Reproduce the listing below without any change.

EXTRACTED ENTRIES
——————————
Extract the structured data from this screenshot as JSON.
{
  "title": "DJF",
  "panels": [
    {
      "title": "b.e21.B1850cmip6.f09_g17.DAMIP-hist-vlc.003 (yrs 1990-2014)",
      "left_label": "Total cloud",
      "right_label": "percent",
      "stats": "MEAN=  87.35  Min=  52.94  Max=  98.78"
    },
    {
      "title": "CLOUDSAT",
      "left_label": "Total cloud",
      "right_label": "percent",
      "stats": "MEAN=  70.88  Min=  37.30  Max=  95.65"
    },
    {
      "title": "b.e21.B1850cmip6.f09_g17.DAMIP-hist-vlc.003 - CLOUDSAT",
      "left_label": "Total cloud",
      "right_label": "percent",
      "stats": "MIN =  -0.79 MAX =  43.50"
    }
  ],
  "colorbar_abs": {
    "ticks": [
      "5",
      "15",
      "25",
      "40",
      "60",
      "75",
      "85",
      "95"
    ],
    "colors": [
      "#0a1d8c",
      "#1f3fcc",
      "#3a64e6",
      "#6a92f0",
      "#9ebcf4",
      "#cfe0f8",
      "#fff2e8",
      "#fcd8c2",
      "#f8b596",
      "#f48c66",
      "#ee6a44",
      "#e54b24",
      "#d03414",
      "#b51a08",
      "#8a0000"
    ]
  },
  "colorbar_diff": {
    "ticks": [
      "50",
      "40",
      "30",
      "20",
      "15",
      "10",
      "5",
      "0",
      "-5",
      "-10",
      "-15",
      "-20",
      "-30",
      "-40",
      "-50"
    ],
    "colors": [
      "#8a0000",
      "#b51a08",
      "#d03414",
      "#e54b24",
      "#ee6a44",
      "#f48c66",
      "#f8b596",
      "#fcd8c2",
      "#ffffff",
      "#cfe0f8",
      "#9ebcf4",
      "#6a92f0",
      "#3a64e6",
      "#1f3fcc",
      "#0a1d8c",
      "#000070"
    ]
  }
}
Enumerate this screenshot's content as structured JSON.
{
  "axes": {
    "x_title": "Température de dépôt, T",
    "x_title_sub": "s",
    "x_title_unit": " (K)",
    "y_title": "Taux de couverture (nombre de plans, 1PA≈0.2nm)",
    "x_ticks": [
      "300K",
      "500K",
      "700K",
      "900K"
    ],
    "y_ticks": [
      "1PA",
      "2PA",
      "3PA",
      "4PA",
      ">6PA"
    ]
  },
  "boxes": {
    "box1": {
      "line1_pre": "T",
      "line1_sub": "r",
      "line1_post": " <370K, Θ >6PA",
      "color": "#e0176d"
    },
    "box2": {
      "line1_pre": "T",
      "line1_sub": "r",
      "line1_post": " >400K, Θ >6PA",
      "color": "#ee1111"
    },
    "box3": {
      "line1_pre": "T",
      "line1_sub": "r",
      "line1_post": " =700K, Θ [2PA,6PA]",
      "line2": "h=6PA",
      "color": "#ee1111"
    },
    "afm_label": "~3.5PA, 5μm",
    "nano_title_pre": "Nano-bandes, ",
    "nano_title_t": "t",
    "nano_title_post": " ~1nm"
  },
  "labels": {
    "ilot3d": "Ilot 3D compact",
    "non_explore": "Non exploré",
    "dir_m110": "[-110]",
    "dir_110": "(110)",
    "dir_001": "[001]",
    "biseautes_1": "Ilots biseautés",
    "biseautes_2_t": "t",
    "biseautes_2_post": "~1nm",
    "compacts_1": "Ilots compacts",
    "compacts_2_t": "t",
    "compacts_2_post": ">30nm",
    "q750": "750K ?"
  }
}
——————————
EXERCISE RESULT
Extract the structured data from this screenshot as JSON.
{
  "title": "DJF",
  "panels": [
    {
      "title": "b.e21.B1850cmip6.f09_g17.DAMIP-hist-vlc.003 (yrs 1990-2014)",
      "left_label": "Total cloud",
      "right_label": "percent",
      "stats": "MEAN=  87.35  Min=  52.94  Max=  98.78"
    },
    {
      "title": "CLOUDSAT",
      "left_label": "Total cloud",
      "right_label": "percent",
      "stats": "MEAN=  70.88  Min=  37.30  Max=  95.65"
    },
    {
      "title": "b.e21.B1850cmip6.f09_g17.DAMIP-hist-vlc.003 - CLOUDSAT",
      "left_label": "Total cloud",
      "right_label": "percent",
      "stats": "MIN =  -0.79 MAX =  43.50"
    }
  ],
  "colorbar_abs": {
    "ticks": [
      "5",
      "15",
      "25",
      "40",
      "60",
      "75",
      "85",
      "95"
    ],
    "colors": [
      "#0a1d8c",
      "#1f3fcc",
      "#3a64e6",
      "#6a92f0",
      "#9ebcf4",
      "#cfe0f8",
      "#fff2e8",
      "#fcd8c2",
      "#f8b596",
      "#f48c66",
      "#ee6a44",
      "#e54b24",
      "#d03414",
      "#b51a08",
      "#8a0000"
    ]
  },
  "colorbar_diff": {
    "ticks": [
      "50",
      "40",
      "30",
      "20",
      "15",
      "10",
      "5",
      "0",
      "-5",
      "-10",
      "-15",
      "-20",
      "-30",
      "-40",
      "-50"
    ],
    "colors": [
      "#8a0000",
      "#b51a08",
      "#d03414",
      "#e54b24",
      "#ee6a44",
      "#f48c66",
      "#f8b596",
      "#fcd8c2",
      "#ffffff",
      "#cfe0f8",
      "#9ebcf4",
      "#6a92f0",
      "#3a64e6",
      "#1f3fcc",
      "#0a1d8c",
      "#000070"
    ]
  }
}
Enumerate this screenshot's content as structured JSON.
{
  "axes": {
    "x_title": "Température de dépôt, T",
    "x_title_sub": "s",
    "x_title_unit": " (K)",
    "y_title": "Taux de couverture (nombre de plans, 1PA≈0.2nm)",
    "x_ticks": [
      "300K",
      "500K",
      "700K",
      "900K"
    ],
    "y_ticks": [
      "1PA",
      "2PA",
      "3PA",
      "4PA",
      ">6PA"
    ]
  },
  "boxes": {
    "box1": {
      "line1_pre": "T",
      "line1_sub": "r",
      "line1_post": " <370K, Θ >6PA",
      "color": "#e0176d"
    },
    "box2": {
      "line1_pre": "T",
      "line1_sub": "r",
      "line1_post": " >400K, Θ >6PA",
      "color": "#ee1111"
    },
    "box3": {
      "line1_pre": "T",
      "line1_sub": "r",
      "line1_post": " =700K, Θ [2PA,6PA]",
      "line2": "h=6PA",
      "color": "#ee1111"
    },
    "afm_label": "~3.5PA, 5μm",
    "nano_title_pre": "Nano-bandes, ",
    "nano_title_t": "t",
    "nano_title_post": " ~1nm"
  },
  "labels": {
    "ilot3d": "Ilot 3D compact",
    "non_explore": "Non exploré",
    "dir_m110": "[-110]",
    "dir_110": "(110)",
    "dir_001": "[001]",
    "biseautes_1": "Ilots biseautés",
    "biseautes_2_t": "t",
    "biseautes_2_post": "~1nm",
    "compacts_1": "Ilots compacts",
    "compacts_2_t": "t",
    "compacts_2_post": ">30nm",
    "q750": "750K ?"
  }
}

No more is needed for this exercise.